_Records for the exercise_:
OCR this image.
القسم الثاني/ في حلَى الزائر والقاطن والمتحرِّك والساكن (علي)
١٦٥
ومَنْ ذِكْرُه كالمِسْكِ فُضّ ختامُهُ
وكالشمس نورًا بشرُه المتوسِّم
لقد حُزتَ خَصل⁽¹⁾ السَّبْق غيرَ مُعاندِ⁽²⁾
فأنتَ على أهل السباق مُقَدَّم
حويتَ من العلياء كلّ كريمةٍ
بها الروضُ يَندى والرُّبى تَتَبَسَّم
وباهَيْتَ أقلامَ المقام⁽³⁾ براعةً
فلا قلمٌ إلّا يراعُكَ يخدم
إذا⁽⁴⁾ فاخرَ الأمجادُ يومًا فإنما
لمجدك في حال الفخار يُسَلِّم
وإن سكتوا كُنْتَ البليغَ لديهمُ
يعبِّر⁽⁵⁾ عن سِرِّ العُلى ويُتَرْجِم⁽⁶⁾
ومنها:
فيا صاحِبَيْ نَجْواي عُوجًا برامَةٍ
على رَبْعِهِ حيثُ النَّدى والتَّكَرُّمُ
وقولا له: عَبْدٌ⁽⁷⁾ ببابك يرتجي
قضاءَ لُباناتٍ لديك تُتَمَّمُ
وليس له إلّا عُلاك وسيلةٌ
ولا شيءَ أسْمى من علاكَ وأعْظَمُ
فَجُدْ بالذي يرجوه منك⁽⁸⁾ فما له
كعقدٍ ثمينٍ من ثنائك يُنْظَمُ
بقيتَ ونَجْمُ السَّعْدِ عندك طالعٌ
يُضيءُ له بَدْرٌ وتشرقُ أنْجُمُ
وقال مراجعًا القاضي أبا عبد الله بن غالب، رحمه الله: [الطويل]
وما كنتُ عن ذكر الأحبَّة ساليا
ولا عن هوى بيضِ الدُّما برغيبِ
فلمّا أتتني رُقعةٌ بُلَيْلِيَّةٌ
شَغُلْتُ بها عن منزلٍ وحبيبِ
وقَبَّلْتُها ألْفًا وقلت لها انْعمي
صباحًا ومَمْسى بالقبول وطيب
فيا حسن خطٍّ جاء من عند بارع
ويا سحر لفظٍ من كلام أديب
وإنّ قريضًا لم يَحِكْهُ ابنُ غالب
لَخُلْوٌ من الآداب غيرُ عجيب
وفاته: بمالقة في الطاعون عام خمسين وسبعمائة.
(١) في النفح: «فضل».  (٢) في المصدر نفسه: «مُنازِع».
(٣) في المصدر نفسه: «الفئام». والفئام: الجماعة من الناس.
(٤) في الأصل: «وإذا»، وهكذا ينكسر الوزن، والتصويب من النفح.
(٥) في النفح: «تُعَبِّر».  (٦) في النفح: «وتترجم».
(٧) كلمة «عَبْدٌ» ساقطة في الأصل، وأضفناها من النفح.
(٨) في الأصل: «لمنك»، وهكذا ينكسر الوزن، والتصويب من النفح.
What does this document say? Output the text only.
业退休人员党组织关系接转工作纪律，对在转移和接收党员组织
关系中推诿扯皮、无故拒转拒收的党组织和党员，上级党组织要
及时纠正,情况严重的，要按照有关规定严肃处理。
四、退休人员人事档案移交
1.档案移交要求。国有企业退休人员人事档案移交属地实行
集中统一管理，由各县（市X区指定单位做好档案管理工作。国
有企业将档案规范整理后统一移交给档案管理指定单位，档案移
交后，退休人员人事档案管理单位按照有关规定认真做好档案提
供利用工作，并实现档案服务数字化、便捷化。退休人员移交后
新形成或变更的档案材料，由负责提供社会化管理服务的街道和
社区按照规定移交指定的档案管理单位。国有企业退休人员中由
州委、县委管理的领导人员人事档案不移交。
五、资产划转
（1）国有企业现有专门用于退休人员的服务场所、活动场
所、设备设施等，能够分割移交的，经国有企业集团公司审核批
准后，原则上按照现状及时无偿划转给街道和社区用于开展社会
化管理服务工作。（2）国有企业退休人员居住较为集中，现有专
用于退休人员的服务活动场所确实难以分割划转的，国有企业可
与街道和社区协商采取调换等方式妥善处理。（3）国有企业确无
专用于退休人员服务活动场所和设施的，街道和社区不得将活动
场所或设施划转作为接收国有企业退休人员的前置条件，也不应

_Written exercise_: Quote exactly the line containing "What does this" and every later line through the end of the listing, and no other lines.

_Output of the exercise_:
What does this document say? Output the text only.
业退休人员党组织关系接转工作纪律，对在转移和接收党员组织
关系中推诿扯皮、无故拒转拒收的党组织和党员，上级党组织要
及时纠正,情况严重的，要按照有关规定严肃处理。
四、退休人员人事档案移交
1.档案移交要求。国有企业退休人员人事档案移交属地实行
集中统一管理，由各县（市X区指定单位做好档案管理工作。国
有企业将档案规范整理后统一移交给档案管理指定单位，档案移
交后，退休人员人事档案管理单位按照有关规定认真做好档案提
供利用工作，并实现档案服务数字化、便捷化。退休人员移交后
新形成或变更的档案材料，由负责提供社会化管理服务的街道和
社区按照规定移交指定的档案管理单位。国有企业退休人员中由
州委、县委管理的领导人员人事档案不移交。
五、资产划转
（1）国有企业现有专门用于退休人员的服务场所、活动场
所、设备设施等，能够分割移交的，经国有企业集团公司审核批
准后，原则上按照现状及时无偿划转给街道和社区用于开展社会
化管理服务工作。（2）国有企业退休人员居住较为集中，现有专
用于退休人员的服务活动场所确实难以分割划转的，国有企业可
与街道和社区协商采取调换等方式妥善处理。（3）国有企业确无
专用于退休人员服务活动场所和设施的，街道和社区不得将活动
场所或设施划转作为接收国有企业退休人员的前置条件，也不应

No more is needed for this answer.